Check every line below for the word "Referencia" and show those that hold it.

Rows from a dataset

● ● ● ● ●

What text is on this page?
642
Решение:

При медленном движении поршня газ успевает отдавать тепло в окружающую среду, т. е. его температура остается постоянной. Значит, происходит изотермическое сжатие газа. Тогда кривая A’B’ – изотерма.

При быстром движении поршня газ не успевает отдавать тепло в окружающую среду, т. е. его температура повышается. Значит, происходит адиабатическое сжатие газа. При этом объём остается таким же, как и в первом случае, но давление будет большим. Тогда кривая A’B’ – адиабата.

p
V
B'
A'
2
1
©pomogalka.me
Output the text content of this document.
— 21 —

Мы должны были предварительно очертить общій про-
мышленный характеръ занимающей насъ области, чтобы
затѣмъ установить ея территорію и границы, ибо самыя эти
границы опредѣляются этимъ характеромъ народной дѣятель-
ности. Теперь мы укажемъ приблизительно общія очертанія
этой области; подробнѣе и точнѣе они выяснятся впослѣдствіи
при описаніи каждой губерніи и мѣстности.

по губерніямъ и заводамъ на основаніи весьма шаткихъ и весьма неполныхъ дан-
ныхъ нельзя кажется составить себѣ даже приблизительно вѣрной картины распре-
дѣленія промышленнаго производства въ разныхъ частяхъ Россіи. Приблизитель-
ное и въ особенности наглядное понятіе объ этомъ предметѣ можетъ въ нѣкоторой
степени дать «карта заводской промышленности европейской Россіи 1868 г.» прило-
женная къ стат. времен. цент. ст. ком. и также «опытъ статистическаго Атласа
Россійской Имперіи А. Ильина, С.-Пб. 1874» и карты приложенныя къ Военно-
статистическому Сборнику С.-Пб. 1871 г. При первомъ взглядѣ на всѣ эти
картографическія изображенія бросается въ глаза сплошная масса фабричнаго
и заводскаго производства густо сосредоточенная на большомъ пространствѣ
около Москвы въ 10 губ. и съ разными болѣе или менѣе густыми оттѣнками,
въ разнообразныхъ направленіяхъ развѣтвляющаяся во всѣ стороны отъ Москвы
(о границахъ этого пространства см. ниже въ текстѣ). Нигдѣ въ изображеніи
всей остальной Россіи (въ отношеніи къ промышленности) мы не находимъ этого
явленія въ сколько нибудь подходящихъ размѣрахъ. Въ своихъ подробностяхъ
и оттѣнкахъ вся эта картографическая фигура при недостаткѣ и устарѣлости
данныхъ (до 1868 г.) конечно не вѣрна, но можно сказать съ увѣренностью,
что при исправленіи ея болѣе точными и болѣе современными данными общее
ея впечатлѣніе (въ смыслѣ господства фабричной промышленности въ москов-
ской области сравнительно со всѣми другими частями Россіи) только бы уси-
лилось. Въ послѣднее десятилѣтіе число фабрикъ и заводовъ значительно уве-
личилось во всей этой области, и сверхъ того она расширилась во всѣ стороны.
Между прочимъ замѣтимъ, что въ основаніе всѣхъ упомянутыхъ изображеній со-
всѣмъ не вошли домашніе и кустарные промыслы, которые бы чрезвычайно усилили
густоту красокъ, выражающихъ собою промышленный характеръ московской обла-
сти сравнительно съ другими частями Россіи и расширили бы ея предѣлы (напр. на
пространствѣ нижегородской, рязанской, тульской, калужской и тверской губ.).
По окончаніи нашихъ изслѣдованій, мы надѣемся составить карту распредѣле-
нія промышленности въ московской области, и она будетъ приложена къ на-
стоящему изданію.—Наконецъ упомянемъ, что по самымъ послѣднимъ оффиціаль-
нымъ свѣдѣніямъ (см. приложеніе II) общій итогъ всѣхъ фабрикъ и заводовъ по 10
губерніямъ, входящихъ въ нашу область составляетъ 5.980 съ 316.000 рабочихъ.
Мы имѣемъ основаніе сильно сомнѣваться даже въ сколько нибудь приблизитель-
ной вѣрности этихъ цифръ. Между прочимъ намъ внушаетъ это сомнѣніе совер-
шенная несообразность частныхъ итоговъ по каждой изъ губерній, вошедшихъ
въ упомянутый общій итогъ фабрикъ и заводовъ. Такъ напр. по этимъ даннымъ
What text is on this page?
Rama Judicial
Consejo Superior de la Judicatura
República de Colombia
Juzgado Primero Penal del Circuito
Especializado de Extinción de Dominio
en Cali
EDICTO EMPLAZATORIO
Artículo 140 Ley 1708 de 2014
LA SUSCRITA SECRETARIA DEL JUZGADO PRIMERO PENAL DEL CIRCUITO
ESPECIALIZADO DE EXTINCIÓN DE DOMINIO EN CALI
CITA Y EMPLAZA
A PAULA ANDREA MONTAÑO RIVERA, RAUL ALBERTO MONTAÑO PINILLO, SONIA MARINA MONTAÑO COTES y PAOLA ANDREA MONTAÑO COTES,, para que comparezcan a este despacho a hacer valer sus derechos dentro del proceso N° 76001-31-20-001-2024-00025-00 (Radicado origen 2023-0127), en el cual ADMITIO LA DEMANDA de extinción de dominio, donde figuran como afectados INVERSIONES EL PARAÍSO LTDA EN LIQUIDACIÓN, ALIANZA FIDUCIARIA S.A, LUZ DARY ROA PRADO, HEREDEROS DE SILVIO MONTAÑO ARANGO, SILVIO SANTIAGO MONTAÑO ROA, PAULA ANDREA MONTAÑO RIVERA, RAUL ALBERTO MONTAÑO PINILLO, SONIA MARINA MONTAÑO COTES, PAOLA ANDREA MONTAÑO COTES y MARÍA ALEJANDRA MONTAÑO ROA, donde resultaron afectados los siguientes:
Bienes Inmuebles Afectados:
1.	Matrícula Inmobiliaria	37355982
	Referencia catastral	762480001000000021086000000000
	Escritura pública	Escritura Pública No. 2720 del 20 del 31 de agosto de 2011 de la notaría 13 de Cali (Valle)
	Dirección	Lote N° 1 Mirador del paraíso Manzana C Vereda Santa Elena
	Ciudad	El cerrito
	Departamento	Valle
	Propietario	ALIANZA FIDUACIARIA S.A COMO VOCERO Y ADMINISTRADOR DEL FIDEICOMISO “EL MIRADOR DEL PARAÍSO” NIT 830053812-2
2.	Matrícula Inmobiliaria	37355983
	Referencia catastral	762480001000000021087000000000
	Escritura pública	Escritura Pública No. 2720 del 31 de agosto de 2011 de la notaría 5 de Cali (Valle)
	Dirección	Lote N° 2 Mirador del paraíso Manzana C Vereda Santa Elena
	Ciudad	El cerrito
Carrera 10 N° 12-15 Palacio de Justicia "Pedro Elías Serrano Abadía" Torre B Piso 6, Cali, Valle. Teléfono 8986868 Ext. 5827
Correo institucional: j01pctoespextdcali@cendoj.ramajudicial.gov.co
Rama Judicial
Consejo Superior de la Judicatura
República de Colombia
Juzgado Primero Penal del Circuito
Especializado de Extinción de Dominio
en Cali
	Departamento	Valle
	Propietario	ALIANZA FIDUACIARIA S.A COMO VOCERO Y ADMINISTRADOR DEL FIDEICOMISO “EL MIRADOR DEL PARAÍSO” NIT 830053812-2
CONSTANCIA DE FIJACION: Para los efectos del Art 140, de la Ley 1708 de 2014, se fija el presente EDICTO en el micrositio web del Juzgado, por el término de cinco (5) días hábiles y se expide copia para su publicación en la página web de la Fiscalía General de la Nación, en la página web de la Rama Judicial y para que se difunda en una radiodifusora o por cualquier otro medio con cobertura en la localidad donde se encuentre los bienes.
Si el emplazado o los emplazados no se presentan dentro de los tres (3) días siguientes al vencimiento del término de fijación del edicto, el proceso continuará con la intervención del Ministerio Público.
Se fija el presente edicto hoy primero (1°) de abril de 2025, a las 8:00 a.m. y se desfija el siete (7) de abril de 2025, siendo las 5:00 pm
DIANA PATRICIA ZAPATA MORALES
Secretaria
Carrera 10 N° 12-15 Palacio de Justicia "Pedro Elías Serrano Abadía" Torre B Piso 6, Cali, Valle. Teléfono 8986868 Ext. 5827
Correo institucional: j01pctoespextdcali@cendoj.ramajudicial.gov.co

● ● ● ● ●

Solution to this problem>
	Referencia catastral	762480001000000021086000000000
	Referencia catastral	762480001000000021087000000000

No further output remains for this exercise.